- [What you are asked to do] Rewrite the entries from the line containing "scroll-down-icon[interactable] xyxy=(1217,545,1225,550)" down to the line containing "json-line: # longitude: 15.981919", replacing "json-colon" with "json-separator" and leaving everything else unchanged.

- [Stored records]
"""
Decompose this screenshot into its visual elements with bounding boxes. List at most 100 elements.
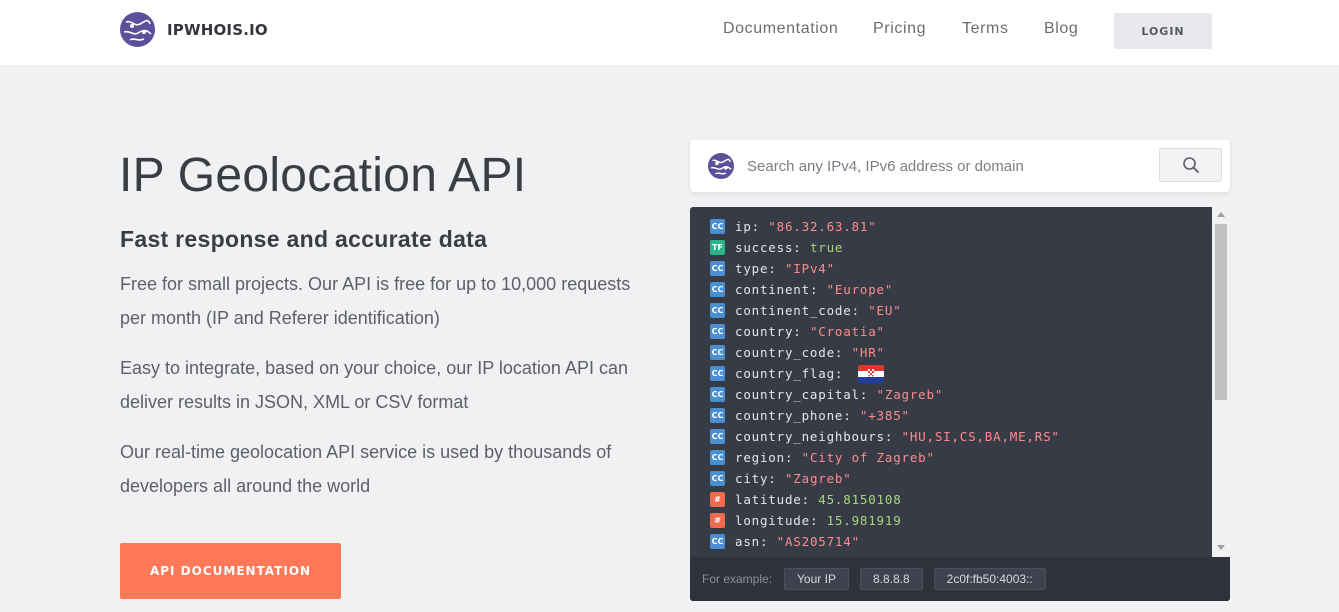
scroll-down-icon[interactable] xyxy=(1217,545,1225,550)
json-value: true xyxy=(809,240,844,255)
search-icon xyxy=(1182,157,1199,173)
globe-logo-icon xyxy=(708,153,734,179)
nav-documentation[interactable]: Documentation xyxy=(723,20,838,38)
json-colon: : xyxy=(884,429,902,444)
json-line: CC region: "City of Zagreb" xyxy=(690,447,1212,468)
json-line: CC city: "Zagreb" xyxy=(690,468,1212,489)
json-colon: : xyxy=(801,492,819,507)
json-key: country_neighbours xyxy=(735,429,885,444)
json-line: # longitude: 15.981919 xyxy=(690,510,1212,531)
json-key: success xyxy=(735,240,794,255)
top-navbar: IPWHOIS.IO Documentation Pricing Terms B… xyxy=(0,0,1339,65)
json-value: "City of Zagreb" xyxy=(801,450,935,465)
string-type-icon: CC xyxy=(710,408,725,423)
nav-terms[interactable]: Terms xyxy=(962,20,1009,38)
json-colon: : xyxy=(751,219,769,234)
login-button[interactable]: LOGIN xyxy=(1114,13,1212,49)
croatia-flag-icon xyxy=(857,364,884,383)
brand[interactable]: IPWHOIS.IO xyxy=(120,12,268,47)
brand-name: IPWHOIS.IO xyxy=(167,20,268,39)
json-colon: : xyxy=(768,471,785,486)
example-your-ip-button[interactable]: Your IP xyxy=(784,568,849,590)
json-value: "Europe" xyxy=(826,282,894,297)
json-value: 15.981919 xyxy=(826,513,902,528)
string-type-icon: CC xyxy=(710,219,725,234)
json-value: "AS205714" xyxy=(776,534,860,549)
json-key: country_capital xyxy=(735,387,860,402)
json-colon: : xyxy=(834,366,852,381)
scrollbar-thumb[interactable] xyxy=(1215,224,1227,400)
json-value: "+385" xyxy=(859,408,910,423)
json-key: longitude xyxy=(735,513,810,528)
example-ipv4-button[interactable]: 8.8.8.8 xyxy=(859,568,923,590)
examples-label: For example: xyxy=(702,572,773,586)
page-title: IP Geolocation API xyxy=(119,149,527,202)
feature-paragraph: Easy to integrate, based on your choice,… xyxy=(120,358,628,412)
feature-paragraph: Free for small projects. Our API is free… xyxy=(120,274,631,328)
feature-paragraph: Our real-time geolocation API service is… xyxy=(120,442,612,496)
json-key: ip xyxy=(735,219,752,234)
result-scrollbar[interactable] xyxy=(1212,207,1230,557)
json-value: "86.32.63.81" xyxy=(768,219,877,234)
json-colon: : xyxy=(809,282,827,297)
ip-search-bar xyxy=(690,140,1230,192)
json-colon: : xyxy=(793,240,810,255)
string-type-icon: CC xyxy=(710,429,725,444)
json-key: country_phone xyxy=(735,408,844,423)
string-type-icon: CC xyxy=(710,261,725,276)
number-type-icon: # xyxy=(710,513,725,528)
nav-pricing[interactable]: Pricing xyxy=(873,20,926,38)
json-colon: : xyxy=(809,513,827,528)
example-ipv6-button[interactable]: 2c0f:fb50:4003:: xyxy=(933,568,1046,590)
globe-logo-icon xyxy=(120,12,155,47)
boolean-type-icon: TF xyxy=(710,240,725,255)
json-line: CC country_neighbours: "HU,SI,CS,BA,ME,RS… xyxy=(690,426,1212,447)
json-key: continent_code xyxy=(735,303,852,318)
search-button[interactable] xyxy=(1159,148,1222,182)
string-type-icon: CC xyxy=(710,471,725,486)
string-type-icon: CC xyxy=(710,345,725,360)
json-result-lines: CC ip: "86.32.63.81" TF success: true CC type… xyxy=(690,216,1212,552)
string-type-icon: CC xyxy=(710,450,725,465)
json-colon: : xyxy=(784,450,802,465)
json-key: country xyxy=(735,324,794,339)
json-value: 45.8150108 xyxy=(818,492,902,507)
json-key: country_flag xyxy=(735,366,835,381)
json-line: CC country_code: "HR" xyxy=(690,342,1212,363)
json-key: continent xyxy=(735,282,810,297)
json-line: CC asn: "AS205714" xyxy=(690,531,1212,552)
json-value: "Zagreb" xyxy=(876,387,944,402)
json-colon: : xyxy=(768,261,785,276)
json-key: region xyxy=(735,450,785,465)
page-subtitle: Fast response and accurate data xyxy=(120,226,488,252)
json-line: CC country_flag: xyxy=(690,363,1212,384)
string-type-icon: CC xyxy=(710,534,725,549)
json-value: "EU" xyxy=(868,303,902,318)
json-key: country_code xyxy=(735,345,835,360)
json-colon: : xyxy=(851,303,869,318)
json-line: CC country_capital: "Zagreb" xyxy=(690,384,1212,405)
json-line: CC type: "IPv4" xyxy=(690,258,1212,279)
json-colon: : xyxy=(843,408,860,423)
json-line: # latitude: 45.8150108 xyxy=(690,489,1212,510)
json-value: "HU,SI,CS,BA,ME,RS" xyxy=(901,429,1060,444)
json-key: type xyxy=(735,261,769,276)
api-documentation-button[interactable]: API DOCUMENTATION xyxy=(120,543,341,599)
ip-search-input[interactable] xyxy=(742,150,1142,182)
json-line: CC country: "Croatia" xyxy=(690,321,1212,342)
json-colon: : xyxy=(834,345,852,360)
nav-blog[interactable]: Blog xyxy=(1044,20,1078,38)
json-value: "Zagreb" xyxy=(784,471,852,486)
json-key: asn xyxy=(735,534,760,549)
string-type-icon: CC xyxy=(710,366,725,381)
json-line: CC ip: "86.32.63.81" xyxy=(690,216,1212,237)
json-line: CC continent_code: "EU" xyxy=(690,300,1212,321)
string-type-icon: CC xyxy=(710,387,725,402)
scroll-up-icon[interactable] xyxy=(1217,212,1225,217)
json-value: "HR" xyxy=(851,345,885,360)
string-type-icon: CC xyxy=(710,282,725,297)
json-line: CC country_phone: "+385" xyxy=(690,405,1212,426)
examples-bar: For example: Your IP 8.8.8.8 2c0f:fb50:4… xyxy=(690,557,1230,601)
json-colon: : xyxy=(793,324,810,339)
string-type-icon: CC xyxy=(710,303,725,318)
"""
- [Right answer]
scroll-down-icon[interactable] xyxy=(1217,545,1225,550)
json-value: true xyxy=(809,240,844,255)
search-icon xyxy=(1182,157,1199,173)
globe-logo-icon xyxy=(708,153,734,179)
nav-documentation[interactable]: Documentation xyxy=(723,20,838,38)
json-separator: : xyxy=(884,429,902,444)
json-line: CC region: "City of Zagreb" xyxy=(690,447,1212,468)
json-line: CC city: "Zagreb" xyxy=(690,468,1212,489)
json-separator: : xyxy=(801,492,819,507)
json-key: country_neighbours xyxy=(735,429,885,444)
json-line: # longitude: 15.981919 xyxy=(690,510,1212,531)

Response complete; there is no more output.